Task goal: Look through the entries below and count the lines with the word "عنهم" in them; give only the number.

Data for processing:
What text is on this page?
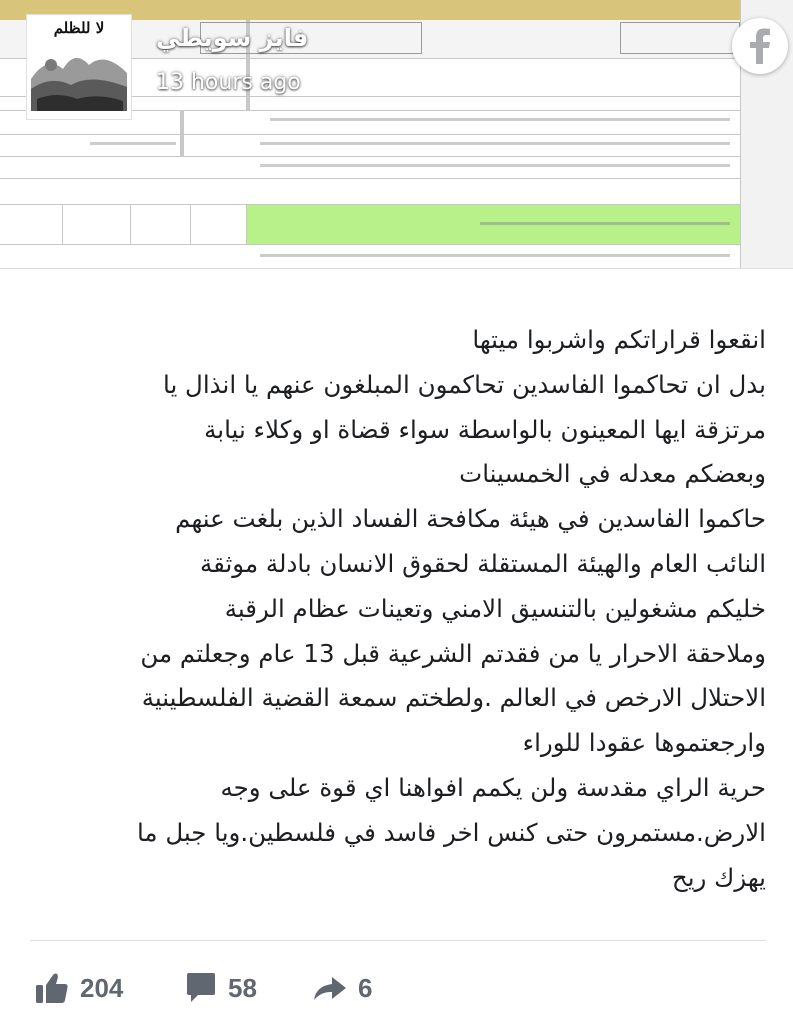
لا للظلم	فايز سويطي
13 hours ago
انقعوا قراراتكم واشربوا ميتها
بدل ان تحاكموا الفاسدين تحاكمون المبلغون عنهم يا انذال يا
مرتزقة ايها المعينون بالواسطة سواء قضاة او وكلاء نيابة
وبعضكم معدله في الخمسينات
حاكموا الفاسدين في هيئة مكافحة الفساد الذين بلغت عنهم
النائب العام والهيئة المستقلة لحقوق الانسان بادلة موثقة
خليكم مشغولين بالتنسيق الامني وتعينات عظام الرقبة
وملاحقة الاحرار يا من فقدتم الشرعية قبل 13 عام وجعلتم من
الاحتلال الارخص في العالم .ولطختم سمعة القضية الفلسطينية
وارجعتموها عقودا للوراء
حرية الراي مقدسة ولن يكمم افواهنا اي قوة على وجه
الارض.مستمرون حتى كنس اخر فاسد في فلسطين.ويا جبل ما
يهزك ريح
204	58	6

Exercise output: 2